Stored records
•••

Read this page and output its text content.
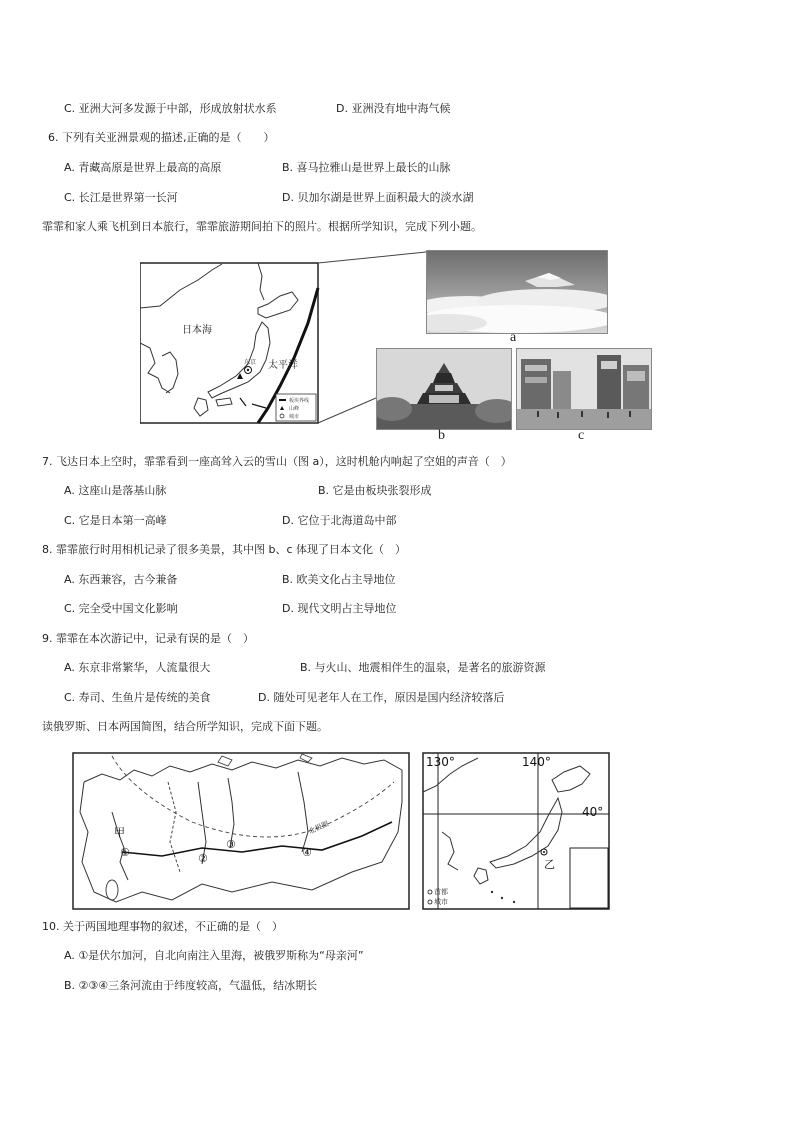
C. 亚洲大河多发源于中部，形成放射状水系	D. 亚洲没有地中海气候
6. 下列有关亚洲景观的描述,正确的是（　　）
A. 青藏高原是世界上最高的高原	B. 喜马拉雅山是世界上最长的山脉
C. 长江是世界第一长河	D. 贝加尔湖是世界上面积最大的淡水湖
霏霏和家人乘飞机到日本旅行，霏霏旅游期间拍下的照片。根据所学知识，完成下列小题。
东京
日本海
太平洋
板块界线
山峰
城市
a
b	c
7. 飞达日本上空时，霏霏看到一座高耸入云的雪山（图 a），这时机舱内响起了空姐的声音（　）
A. 这座山是落基山脉	B. 它是由板块张裂形成
C. 它是日本第一高峰	D. 它位于北海道岛中部
8. 霏霏旅行时用相机记录了很多美景，其中图 b、c 体现了日本文化（　）
A. 东西兼容，古今兼备	B. 欧美文化占主导地位
C. 完全受中国文化影响	D. 现代文明占主导地位
9. 霏霏在本次游记中，记录有误的是（　）
A. 东京非常繁华，人流量很大	B. 与火山、地震相伴生的温泉，是著名的旅游资源
C. 寿司、生鱼片是传统的美食	D. 随处可见老年人在工作，原因是国内经济较落后
读俄罗斯、日本两国简图，结合所学知识，完成下面下题。
北极圈
甲
①	②
③
④
130°	140°
40°
乙
首都
城市
10. 关于两国地理事物的叙述，不正确的是（　）
A. ①是伏尔加河，自北向南注入里海，被俄罗斯称为“母亲河”
B. ②③④三条河流由于纬度较高，气温低，结冰期长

•••

Pictures are excluded; repeat every record exactly.

Read this page and output its text content.
C. 亚洲大河多发源于中部，形成放射状水系	D. 亚洲没有地中海气候
6. 下列有关亚洲景观的描述,正确的是（　　）
A. 青藏高原是世界上最高的高原	B. 喜马拉雅山是世界上最长的山脉
C. 长江是世界第一长河	D. 贝加尔湖是世界上面积最大的淡水湖
霏霏和家人乘飞机到日本旅行，霏霏旅游期间拍下的照片。根据所学知识，完成下列小题。
东京
日本海
太平洋
板块界线
山峰
城市
a
b	c
7. 飞达日本上空时，霏霏看到一座高耸入云的雪山（图 a），这时机舱内响起了空姐的声音（　）
A. 这座山是落基山脉	B. 它是由板块张裂形成
C. 它是日本第一高峰	D. 它位于北海道岛中部
8. 霏霏旅行时用相机记录了很多美景，其中图 b、c 体现了日本文化（　）
A. 东西兼容，古今兼备	B. 欧美文化占主导地位
C. 完全受中国文化影响	D. 现代文明占主导地位
9. 霏霏在本次游记中，记录有误的是（　）
A. 东京非常繁华，人流量很大	B. 与火山、地震相伴生的温泉，是著名的旅游资源
C. 寿司、生鱼片是传统的美食	D. 随处可见老年人在工作，原因是国内经济较落后
读俄罗斯、日本两国简图，结合所学知识，完成下面下题。
北极圈
甲
①	②
③
④
130°	140°
40°
乙
首都
城市
10. 关于两国地理事物的叙述，不正确的是（　）
A. ①是伏尔加河，自北向南注入里海，被俄罗斯称为“母亲河”
B. ②③④三条河流由于纬度较高，气温低，结冰期长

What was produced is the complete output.